Copy every line from the records below that holds the word "美方取消".

> **Recorded information**
* * * * * * *

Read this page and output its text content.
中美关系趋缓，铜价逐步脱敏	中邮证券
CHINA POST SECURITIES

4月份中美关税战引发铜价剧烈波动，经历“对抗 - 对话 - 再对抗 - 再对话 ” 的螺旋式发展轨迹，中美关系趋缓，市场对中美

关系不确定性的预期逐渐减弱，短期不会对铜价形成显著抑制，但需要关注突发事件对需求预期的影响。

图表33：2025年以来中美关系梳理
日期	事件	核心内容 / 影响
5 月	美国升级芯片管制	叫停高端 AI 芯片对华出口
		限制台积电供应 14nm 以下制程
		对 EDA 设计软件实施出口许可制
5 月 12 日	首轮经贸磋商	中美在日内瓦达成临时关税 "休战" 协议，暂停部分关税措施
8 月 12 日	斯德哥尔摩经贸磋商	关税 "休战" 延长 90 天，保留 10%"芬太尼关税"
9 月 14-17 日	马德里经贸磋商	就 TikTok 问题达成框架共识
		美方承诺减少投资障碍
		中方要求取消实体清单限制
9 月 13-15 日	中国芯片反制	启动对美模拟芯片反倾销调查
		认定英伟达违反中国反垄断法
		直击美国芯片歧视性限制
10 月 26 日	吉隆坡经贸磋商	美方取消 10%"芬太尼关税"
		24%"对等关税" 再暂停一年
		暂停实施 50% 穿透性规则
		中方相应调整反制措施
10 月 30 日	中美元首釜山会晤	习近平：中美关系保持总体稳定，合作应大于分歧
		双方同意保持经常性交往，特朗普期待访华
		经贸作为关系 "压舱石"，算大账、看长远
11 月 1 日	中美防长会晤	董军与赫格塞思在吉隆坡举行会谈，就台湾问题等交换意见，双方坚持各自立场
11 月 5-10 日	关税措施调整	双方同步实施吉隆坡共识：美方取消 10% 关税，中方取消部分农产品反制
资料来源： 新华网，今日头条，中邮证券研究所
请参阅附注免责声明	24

* * * * * * *

> **Solution for this problem**
10 月 26 日	吉隆坡经贸磋商	美方取消 10%"芬太尼关税"
11 月 5-10 日	关税措施调整	双方同步实施吉隆坡共识：美方取消 10% 关税，中方取消部分农产品反制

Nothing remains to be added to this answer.